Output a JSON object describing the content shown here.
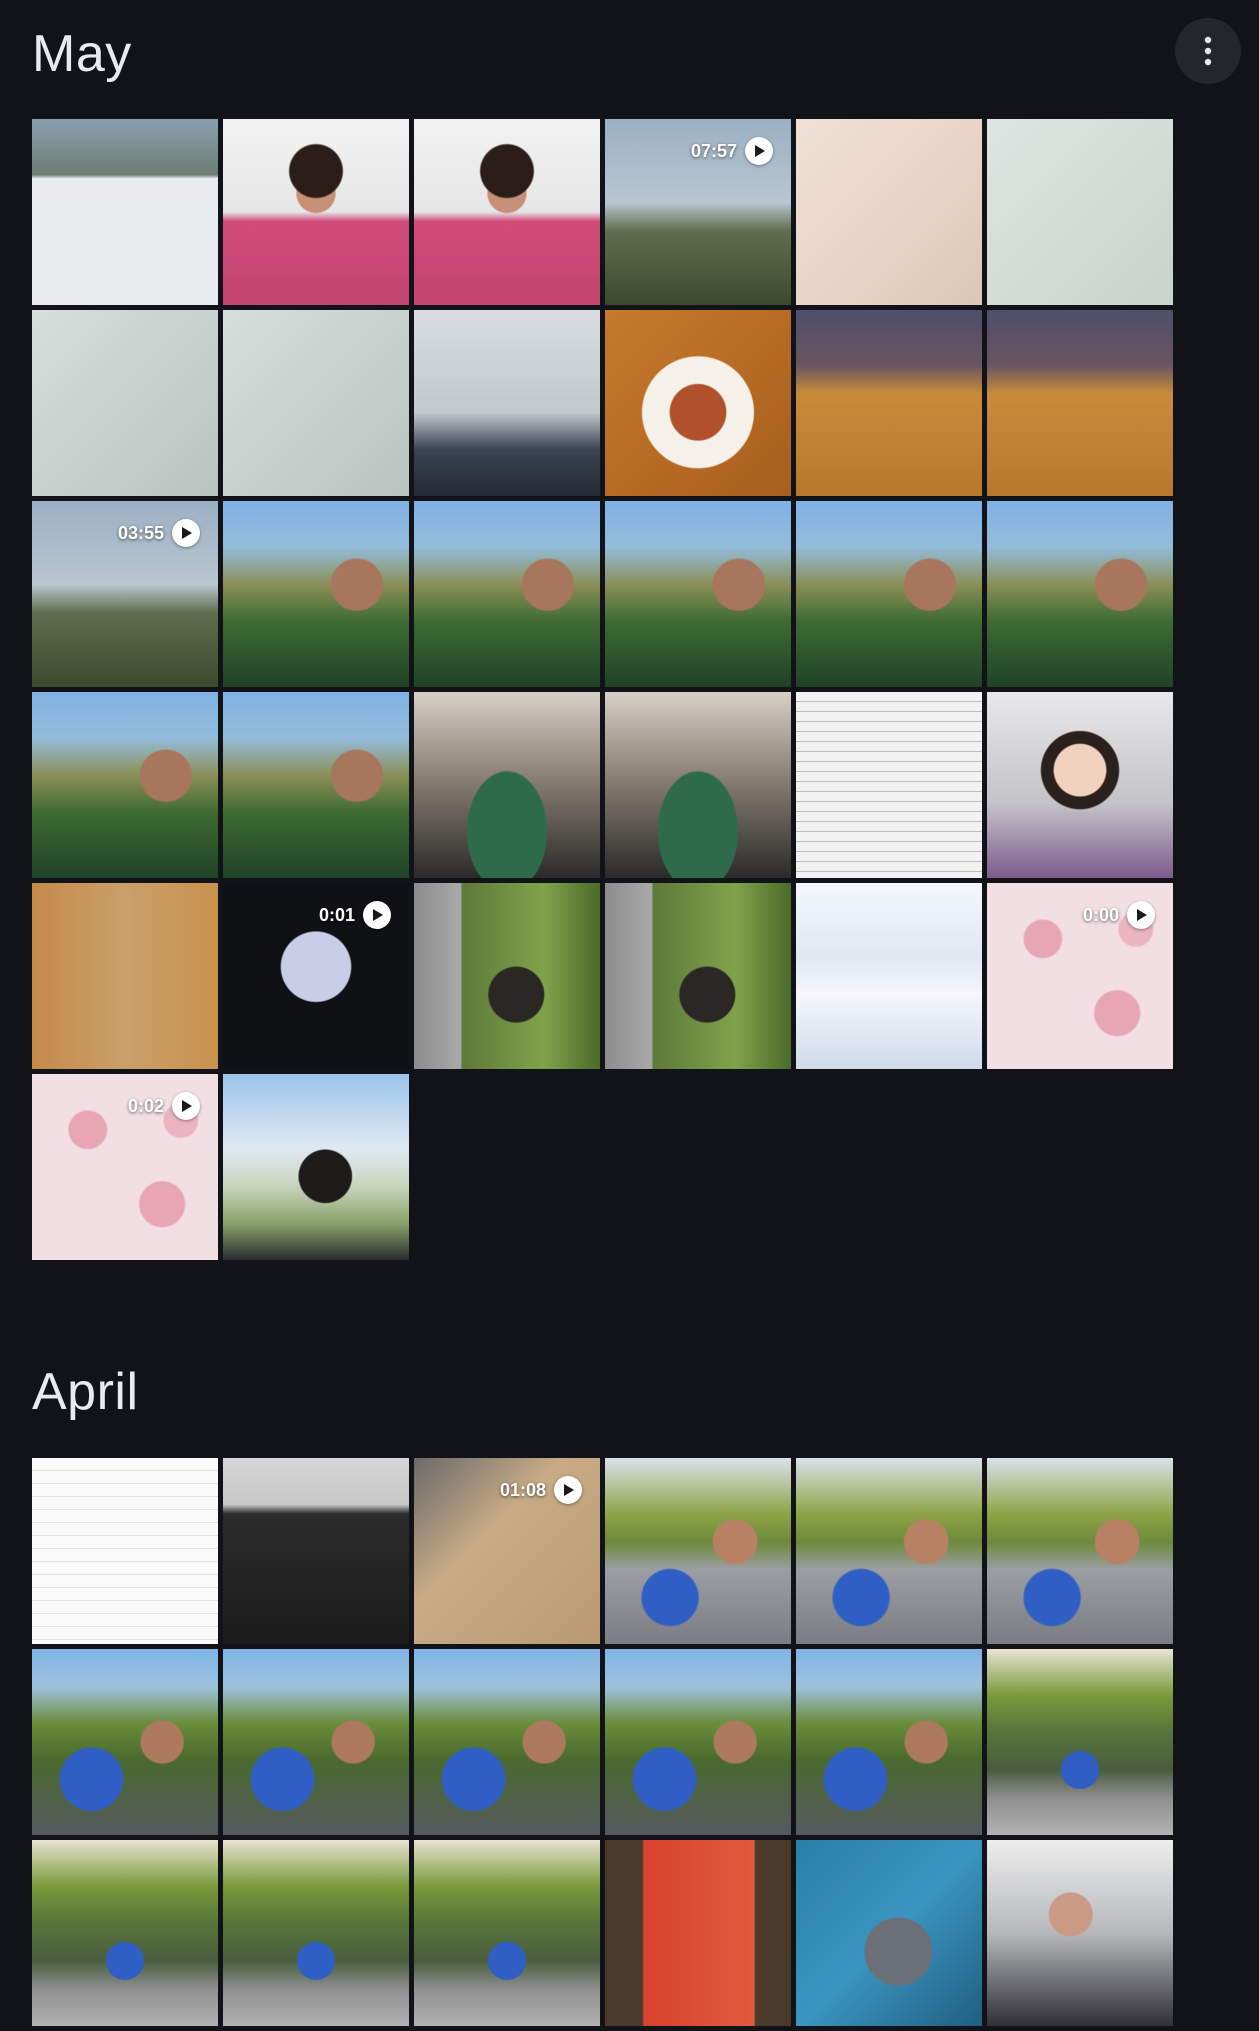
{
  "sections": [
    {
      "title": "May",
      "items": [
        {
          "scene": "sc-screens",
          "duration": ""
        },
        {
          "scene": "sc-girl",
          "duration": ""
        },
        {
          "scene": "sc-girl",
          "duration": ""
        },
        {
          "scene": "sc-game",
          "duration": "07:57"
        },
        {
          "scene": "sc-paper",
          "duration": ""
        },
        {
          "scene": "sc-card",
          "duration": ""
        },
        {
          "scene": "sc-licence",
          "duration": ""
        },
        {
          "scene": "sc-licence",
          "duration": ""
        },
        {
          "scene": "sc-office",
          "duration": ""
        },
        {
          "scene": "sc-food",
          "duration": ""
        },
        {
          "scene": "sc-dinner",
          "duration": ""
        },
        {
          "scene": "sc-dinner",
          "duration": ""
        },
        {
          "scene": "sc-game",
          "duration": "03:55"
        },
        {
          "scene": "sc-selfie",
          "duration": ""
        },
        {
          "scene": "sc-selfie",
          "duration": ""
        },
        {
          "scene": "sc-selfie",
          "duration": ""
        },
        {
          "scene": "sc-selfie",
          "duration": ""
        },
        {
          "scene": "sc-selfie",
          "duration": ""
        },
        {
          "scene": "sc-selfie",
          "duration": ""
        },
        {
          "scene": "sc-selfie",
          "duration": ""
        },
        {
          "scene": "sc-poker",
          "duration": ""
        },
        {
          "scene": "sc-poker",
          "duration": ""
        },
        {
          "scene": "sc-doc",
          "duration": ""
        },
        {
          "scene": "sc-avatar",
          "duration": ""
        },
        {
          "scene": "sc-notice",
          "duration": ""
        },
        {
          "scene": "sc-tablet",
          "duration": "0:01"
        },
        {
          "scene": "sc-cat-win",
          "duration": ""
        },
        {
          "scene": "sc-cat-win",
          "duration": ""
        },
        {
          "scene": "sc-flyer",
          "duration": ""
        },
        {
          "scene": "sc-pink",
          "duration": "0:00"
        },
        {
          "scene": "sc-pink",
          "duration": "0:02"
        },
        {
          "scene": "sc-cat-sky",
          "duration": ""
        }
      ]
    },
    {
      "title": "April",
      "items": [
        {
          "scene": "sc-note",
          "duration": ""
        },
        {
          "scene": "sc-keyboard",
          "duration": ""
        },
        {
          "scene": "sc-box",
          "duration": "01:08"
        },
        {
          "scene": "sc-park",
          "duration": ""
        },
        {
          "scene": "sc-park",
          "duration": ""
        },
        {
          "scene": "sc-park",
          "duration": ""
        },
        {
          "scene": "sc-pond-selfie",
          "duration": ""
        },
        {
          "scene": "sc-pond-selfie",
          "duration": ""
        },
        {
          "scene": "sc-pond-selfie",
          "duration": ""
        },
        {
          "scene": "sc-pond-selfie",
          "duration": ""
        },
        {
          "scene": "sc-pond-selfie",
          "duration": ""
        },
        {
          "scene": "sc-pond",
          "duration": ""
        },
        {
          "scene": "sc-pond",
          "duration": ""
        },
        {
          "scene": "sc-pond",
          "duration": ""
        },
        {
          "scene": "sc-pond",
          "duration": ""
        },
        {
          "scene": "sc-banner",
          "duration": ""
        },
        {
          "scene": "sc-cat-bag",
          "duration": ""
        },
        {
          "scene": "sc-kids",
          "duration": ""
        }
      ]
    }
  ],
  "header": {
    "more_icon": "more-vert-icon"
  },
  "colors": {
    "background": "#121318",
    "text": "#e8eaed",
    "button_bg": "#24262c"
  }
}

### WORK TO DO:
Make an exact copy of the data above, pictures excluded.

### RESULT OF THE EXERCISE:
Output a JSON object describing the content shown here.
{
  "sections": [
    {
      "title": "May",
      "items": [
        {
          "scene": "sc-screens",
          "duration": ""
        },
        {
          "scene": "sc-girl",
          "duration": ""
        },
        {
          "scene": "sc-girl",
          "duration": ""
        },
        {
          "scene": "sc-game",
          "duration": "07:57"
        },
        {
          "scene": "sc-paper",
          "duration": ""
        },
        {
          "scene": "sc-card",
          "duration": ""
        },
        {
          "scene": "sc-licence",
          "duration": ""
        },
        {
          "scene": "sc-licence",
          "duration": ""
        },
        {
          "scene": "sc-office",
          "duration": ""
        },
        {
          "scene": "sc-food",
          "duration": ""
        },
        {
          "scene": "sc-dinner",
          "duration": ""
        },
        {
          "scene": "sc-dinner",
          "duration": ""
        },
        {
          "scene": "sc-game",
          "duration": "03:55"
        },
        {
          "scene": "sc-selfie",
          "duration": ""
        },
        {
          "scene": "sc-selfie",
          "duration": ""
        },
        {
          "scene": "sc-selfie",
          "duration": ""
        },
        {
          "scene": "sc-selfie",
          "duration": ""
        },
        {
          "scene": "sc-selfie",
          "duration": ""
        },
        {
          "scene": "sc-selfie",
          "duration": ""
        },
        {
          "scene": "sc-selfie",
          "duration": ""
        },
        {
          "scene": "sc-poker",
          "duration": ""
        },
        {
          "scene": "sc-poker",
          "duration": ""
        },
        {
          "scene": "sc-doc",
          "duration": ""
        },
        {
          "scene": "sc-avatar",
          "duration": ""
        },
        {
          "scene": "sc-notice",
          "duration": ""
        },
        {
          "scene": "sc-tablet",
          "duration": "0:01"
        },
        {
          "scene": "sc-cat-win",
          "duration": ""
        },
        {
          "scene": "sc-cat-win",
          "duration": ""
        },
        {
          "scene": "sc-flyer",
          "duration": ""
        },
        {
          "scene": "sc-pink",
          "duration": "0:00"
        },
        {
          "scene": "sc-pink",
          "duration": "0:02"
        },
        {
          "scene": "sc-cat-sky",
          "duration": ""
        }
      ]
    },
    {
      "title": "April",
      "items": [
        {
          "scene": "sc-note",
          "duration": ""
        },
        {
          "scene": "sc-keyboard",
          "duration": ""
        },
        {
          "scene": "sc-box",
          "duration": "01:08"
        },
        {
          "scene": "sc-park",
          "duration": ""
        },
        {
          "scene": "sc-park",
          "duration": ""
        },
        {
          "scene": "sc-park",
          "duration": ""
        },
        {
          "scene": "sc-pond-selfie",
          "duration": ""
        },
        {
          "scene": "sc-pond-selfie",
          "duration": ""
        },
        {
          "scene": "sc-pond-selfie",
          "duration": ""
        },
        {
          "scene": "sc-pond-selfie",
          "duration": ""
        },
        {
          "scene": "sc-pond-selfie",
          "duration": ""
        },
        {
          "scene": "sc-pond",
          "duration": ""
        },
        {
          "scene": "sc-pond",
          "duration": ""
        },
        {
          "scene": "sc-pond",
          "duration": ""
        },
        {
          "scene": "sc-pond",
          "duration": ""
        },
        {
          "scene": "sc-banner",
          "duration": ""
        },
        {
          "scene": "sc-cat-bag",
          "duration": ""
        },
        {
          "scene": "sc-kids",
          "duration": ""
        }
      ]
    }
  ],
  "header": {
    "more_icon": "more-vert-icon"
  },
  "colors": {
    "background": "#121318",
    "text": "#e8eaed",
    "button_bg": "#24262c"
  }
}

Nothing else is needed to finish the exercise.